» **AIM OF THE TASK**
Go over the listing below line by line and tally those containing "Tense". Give only the tally.
┌─ SUPPLIED DATA
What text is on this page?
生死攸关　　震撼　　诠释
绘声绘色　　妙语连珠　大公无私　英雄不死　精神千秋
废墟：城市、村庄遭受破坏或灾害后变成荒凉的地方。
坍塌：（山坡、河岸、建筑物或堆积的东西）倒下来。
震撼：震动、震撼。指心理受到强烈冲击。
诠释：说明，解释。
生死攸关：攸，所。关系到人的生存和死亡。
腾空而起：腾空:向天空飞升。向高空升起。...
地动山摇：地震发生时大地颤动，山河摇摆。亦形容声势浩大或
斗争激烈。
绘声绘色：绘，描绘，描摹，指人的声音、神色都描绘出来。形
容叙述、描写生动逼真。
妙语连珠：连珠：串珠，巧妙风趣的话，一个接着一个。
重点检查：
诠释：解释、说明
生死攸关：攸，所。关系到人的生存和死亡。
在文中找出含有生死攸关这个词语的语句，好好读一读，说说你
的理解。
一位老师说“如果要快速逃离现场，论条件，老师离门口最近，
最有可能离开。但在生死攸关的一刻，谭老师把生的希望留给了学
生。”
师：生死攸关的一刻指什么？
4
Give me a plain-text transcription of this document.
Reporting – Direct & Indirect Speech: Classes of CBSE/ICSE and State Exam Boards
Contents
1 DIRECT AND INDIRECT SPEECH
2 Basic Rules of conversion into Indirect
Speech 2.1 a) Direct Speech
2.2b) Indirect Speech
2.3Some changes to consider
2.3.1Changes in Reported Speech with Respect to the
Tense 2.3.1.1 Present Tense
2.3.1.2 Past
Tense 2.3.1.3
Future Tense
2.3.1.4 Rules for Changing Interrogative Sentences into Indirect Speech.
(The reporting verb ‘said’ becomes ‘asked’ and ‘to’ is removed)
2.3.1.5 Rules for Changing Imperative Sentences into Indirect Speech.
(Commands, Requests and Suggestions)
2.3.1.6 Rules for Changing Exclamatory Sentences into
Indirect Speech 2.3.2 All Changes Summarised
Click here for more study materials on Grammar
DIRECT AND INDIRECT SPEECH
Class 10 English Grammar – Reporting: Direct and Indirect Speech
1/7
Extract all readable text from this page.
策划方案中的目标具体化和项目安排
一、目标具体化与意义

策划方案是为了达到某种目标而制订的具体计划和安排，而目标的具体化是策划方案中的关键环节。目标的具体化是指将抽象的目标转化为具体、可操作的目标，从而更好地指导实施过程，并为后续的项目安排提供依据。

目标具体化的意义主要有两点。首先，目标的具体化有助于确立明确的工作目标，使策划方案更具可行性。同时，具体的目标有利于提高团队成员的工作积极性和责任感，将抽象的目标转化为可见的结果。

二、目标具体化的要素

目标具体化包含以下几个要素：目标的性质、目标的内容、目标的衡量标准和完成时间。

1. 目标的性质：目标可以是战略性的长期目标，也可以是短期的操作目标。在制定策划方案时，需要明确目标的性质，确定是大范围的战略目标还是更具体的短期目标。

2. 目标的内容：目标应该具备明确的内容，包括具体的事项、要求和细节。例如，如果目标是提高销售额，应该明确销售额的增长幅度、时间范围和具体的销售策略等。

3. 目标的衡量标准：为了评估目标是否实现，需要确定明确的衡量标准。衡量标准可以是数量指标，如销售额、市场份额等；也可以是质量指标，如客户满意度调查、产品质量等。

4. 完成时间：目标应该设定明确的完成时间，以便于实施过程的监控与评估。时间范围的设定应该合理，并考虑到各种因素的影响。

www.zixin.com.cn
└─
» **THE REPLY**
3